*やること*. 下の、プレゼン上達についての文章のうち、「正確な用語かどうかわかりませ」から始まって「(一昨年あたりから使うようになった自作のテンプレです)」までの部分を、一字も変えずに書き写してください。

*読む文章*.
なんなら、これに尽きるわけですが、自分でそのモードにならない限り、誰がどんなアドバイスをしても無意味です。
「盗む」
「この見せ方、いいな」や、逆に「わ、スライドめくり早っ!!(まだ、読み切っていないのに)」など、よいこと/悪いこと、他人の講演やデモ、プレゼンを見て盗みましょう。
ただし、自分にものにするには、何度も練習して、さらに本番で実践しないことには身に付きません。そして、いくつも同時にはできない。
モデリング
講演やプレゼンであれば、実際のコンテンツから俯瞰すると、全体の構成や時間割のような〈型〉が見えてきます。
ポーションとしての説明でも「まず、完成形を見せて、それを説明した上で、順を追って説明していく」のような〈型〉を意識していくとよいですよね。
正確な用語かどうかわかりませんが、自分は「モデリング」と呼んでいます。悪い言葉でいうと「パクリ」ですが、型の模倣は大いに行うべきです。
客観視
誰しも自分のことは客観視しづらく、他人のことなら(アラや改善点が)見えます。たとえば、語尾のクセやフィラー(=「えー」などのこと)。指摘されるまで、まったく気づかないのが常です。
実際に伸びている人
たじまちはるさん
講演のたびに、事前にほぼ本番に近いリハを限定公開で行い、フィードバックをもらってブラッシュアップしているようです。講演者の鑑(かがみ)みたいな動きですね。
セミナーではいつも事前に3〜5名の方にご協力いただいて、事前練習します。お礼もご用意しています。
— たじま🍑早く本を執筆しろ (@DesignHumore) November 7, 2022
これは、その練習用のテンプレですね!
(一昨年あたりから使うようになった自作のテンプレです)
#直感を理論で学ぶ配色 pic.twitter.com/ucGH2NFh3E
実際、何度も拝聴していますが、流れはスムーズで、スライドもこなれていて、ほとんど文句のつけようがない仕上がりです。

*項目一覧*.
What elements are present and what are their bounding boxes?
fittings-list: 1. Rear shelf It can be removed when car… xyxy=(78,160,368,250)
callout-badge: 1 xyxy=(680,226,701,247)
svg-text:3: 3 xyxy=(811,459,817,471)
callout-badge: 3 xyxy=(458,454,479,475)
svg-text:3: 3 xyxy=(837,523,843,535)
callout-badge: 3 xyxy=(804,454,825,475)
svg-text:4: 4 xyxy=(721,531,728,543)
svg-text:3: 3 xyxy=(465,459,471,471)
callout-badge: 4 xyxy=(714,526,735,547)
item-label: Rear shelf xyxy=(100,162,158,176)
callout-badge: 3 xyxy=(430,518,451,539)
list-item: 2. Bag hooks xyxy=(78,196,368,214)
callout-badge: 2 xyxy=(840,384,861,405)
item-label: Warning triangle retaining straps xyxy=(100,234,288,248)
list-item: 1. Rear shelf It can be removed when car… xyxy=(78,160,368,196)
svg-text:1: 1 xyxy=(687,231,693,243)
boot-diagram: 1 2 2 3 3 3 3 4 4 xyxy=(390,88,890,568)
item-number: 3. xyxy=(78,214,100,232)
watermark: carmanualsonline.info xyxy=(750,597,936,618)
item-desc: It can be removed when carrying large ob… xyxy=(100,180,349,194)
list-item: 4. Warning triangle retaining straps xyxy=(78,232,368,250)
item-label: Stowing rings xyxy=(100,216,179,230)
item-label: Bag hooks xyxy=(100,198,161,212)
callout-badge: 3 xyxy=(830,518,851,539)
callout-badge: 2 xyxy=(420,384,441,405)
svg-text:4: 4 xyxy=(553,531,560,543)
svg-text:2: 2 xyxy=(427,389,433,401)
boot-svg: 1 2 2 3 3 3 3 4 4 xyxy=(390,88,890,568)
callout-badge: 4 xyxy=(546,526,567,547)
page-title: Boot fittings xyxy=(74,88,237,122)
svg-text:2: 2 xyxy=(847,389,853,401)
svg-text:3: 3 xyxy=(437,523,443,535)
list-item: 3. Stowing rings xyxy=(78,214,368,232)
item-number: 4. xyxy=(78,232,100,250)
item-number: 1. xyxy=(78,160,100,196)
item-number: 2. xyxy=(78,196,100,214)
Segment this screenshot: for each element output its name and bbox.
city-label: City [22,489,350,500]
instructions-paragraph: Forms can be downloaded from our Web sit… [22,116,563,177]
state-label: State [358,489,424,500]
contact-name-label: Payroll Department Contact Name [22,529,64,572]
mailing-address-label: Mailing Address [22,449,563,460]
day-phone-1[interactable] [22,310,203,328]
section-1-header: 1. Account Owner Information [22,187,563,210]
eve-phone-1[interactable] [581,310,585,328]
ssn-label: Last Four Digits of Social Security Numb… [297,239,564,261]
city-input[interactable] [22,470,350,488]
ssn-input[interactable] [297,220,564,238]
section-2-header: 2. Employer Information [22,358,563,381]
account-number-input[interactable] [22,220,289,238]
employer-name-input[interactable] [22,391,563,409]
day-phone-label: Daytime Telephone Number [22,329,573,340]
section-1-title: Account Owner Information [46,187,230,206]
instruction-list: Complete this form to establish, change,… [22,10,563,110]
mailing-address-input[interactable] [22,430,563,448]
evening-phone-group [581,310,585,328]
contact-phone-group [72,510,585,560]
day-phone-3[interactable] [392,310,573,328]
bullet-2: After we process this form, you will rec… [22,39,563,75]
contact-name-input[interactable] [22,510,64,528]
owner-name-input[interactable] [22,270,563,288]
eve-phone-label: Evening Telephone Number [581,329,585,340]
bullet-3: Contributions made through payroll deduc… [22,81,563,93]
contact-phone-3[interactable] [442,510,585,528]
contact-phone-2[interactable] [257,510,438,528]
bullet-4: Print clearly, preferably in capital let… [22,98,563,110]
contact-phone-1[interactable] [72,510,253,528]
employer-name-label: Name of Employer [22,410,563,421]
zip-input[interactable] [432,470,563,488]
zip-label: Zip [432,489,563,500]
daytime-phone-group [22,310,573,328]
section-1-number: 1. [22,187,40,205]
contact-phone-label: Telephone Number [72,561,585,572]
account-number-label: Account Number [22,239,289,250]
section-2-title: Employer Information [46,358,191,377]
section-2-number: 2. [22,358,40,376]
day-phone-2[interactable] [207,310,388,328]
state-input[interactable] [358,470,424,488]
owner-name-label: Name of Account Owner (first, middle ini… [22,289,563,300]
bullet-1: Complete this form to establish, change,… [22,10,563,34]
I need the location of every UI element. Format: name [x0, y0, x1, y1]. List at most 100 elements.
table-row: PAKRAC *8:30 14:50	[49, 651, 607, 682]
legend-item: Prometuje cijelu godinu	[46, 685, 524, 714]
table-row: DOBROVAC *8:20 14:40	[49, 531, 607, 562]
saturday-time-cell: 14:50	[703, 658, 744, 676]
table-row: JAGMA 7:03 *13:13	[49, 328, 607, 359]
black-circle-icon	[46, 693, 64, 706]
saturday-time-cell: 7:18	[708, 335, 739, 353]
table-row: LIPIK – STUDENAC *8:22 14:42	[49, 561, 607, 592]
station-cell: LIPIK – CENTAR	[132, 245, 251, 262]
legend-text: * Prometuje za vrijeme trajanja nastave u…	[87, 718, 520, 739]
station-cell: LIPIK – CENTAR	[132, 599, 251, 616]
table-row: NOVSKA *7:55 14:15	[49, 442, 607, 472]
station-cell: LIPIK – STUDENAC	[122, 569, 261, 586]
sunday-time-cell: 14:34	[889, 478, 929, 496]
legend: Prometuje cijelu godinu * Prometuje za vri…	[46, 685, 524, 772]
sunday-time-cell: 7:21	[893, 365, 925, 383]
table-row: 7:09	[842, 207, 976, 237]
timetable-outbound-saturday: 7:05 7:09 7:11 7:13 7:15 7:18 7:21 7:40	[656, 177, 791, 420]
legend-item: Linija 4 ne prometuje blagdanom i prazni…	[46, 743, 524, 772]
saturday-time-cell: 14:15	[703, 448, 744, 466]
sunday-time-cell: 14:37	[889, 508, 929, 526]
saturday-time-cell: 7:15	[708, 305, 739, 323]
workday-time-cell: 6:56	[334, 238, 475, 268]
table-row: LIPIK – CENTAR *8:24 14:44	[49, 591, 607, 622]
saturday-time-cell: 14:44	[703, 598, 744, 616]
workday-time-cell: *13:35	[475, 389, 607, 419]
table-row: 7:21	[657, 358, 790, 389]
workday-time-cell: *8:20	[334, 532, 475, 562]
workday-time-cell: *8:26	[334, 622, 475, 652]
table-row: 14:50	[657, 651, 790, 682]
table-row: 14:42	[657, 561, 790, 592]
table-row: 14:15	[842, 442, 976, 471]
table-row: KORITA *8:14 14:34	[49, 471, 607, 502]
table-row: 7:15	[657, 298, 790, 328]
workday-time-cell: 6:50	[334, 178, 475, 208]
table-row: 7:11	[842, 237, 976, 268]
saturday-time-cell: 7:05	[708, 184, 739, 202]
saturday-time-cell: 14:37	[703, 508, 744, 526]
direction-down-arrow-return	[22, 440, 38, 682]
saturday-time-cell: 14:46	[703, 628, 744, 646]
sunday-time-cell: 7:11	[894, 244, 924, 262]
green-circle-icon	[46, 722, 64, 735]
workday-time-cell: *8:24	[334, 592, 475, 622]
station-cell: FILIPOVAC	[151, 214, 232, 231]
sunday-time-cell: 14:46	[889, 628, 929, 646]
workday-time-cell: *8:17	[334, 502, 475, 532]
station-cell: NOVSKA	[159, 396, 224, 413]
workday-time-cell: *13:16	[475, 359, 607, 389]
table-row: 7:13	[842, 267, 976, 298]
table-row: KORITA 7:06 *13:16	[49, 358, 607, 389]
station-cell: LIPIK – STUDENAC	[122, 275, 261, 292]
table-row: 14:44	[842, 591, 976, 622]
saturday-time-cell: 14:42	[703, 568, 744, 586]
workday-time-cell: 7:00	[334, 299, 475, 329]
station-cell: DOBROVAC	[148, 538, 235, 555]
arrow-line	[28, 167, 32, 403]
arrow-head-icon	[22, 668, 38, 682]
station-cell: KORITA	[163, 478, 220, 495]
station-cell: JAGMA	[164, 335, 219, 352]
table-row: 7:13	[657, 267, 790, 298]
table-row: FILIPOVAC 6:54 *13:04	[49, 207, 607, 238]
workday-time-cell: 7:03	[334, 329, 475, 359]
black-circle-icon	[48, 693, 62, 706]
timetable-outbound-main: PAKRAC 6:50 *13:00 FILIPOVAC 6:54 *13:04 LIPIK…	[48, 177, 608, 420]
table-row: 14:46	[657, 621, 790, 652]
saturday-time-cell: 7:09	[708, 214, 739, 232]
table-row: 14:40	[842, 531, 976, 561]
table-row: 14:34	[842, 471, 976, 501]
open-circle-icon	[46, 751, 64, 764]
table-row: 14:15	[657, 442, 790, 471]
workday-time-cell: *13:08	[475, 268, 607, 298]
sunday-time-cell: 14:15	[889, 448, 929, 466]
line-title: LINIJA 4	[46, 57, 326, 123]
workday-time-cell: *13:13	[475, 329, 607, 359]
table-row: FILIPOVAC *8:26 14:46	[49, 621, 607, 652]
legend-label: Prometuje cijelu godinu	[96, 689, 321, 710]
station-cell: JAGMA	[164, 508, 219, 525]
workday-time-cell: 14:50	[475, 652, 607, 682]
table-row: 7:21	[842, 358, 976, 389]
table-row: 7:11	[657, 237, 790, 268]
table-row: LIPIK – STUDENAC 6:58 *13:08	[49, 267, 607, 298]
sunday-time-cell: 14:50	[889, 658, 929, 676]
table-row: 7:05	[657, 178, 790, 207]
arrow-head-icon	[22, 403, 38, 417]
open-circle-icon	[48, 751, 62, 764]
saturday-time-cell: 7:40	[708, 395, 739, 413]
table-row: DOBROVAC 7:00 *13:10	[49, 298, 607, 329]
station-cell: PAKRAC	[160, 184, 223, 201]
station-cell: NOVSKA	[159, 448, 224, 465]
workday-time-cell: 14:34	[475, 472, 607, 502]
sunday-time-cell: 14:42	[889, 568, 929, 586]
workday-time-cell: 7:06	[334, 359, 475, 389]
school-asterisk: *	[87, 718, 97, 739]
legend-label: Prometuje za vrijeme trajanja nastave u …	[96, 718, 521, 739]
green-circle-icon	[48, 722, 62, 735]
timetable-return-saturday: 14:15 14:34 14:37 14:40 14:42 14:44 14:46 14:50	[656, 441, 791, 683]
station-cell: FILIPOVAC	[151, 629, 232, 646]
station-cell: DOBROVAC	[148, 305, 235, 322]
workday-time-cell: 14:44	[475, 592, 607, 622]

*書いた答え*.
正確な用語かどうかわかりませんが、自分は「モデリング」と呼んでいます。悪い言葉でいうと「パクリ」ですが、型の模倣は大いに行うべきです。
客観視
誰しも自分のことは客観視しづらく、他人のことなら(アラや改善点が)見えます。たとえば、語尾のクセやフィラー(=「えー」などのこと)。指摘されるまで、まったく気づかないのが常です。
実際に伸びている人
たじまちはるさん
講演のたびに、事前にほぼ本番に近いリハを限定公開で行い、フィードバックをもらってブラッシュアップしているようです。講演者の鑑(かがみ)みたいな動きですね。
セミナーではいつも事前に3〜5名の方にご協力いただいて、事前練習します。お礼もご用意しています。
— たじま🍑早く本を執筆しろ (@DesignHumore) November 7, 2022
これは、その練習用のテンプレですね!
(一昨年あたりから使うようになった自作のテンプレです)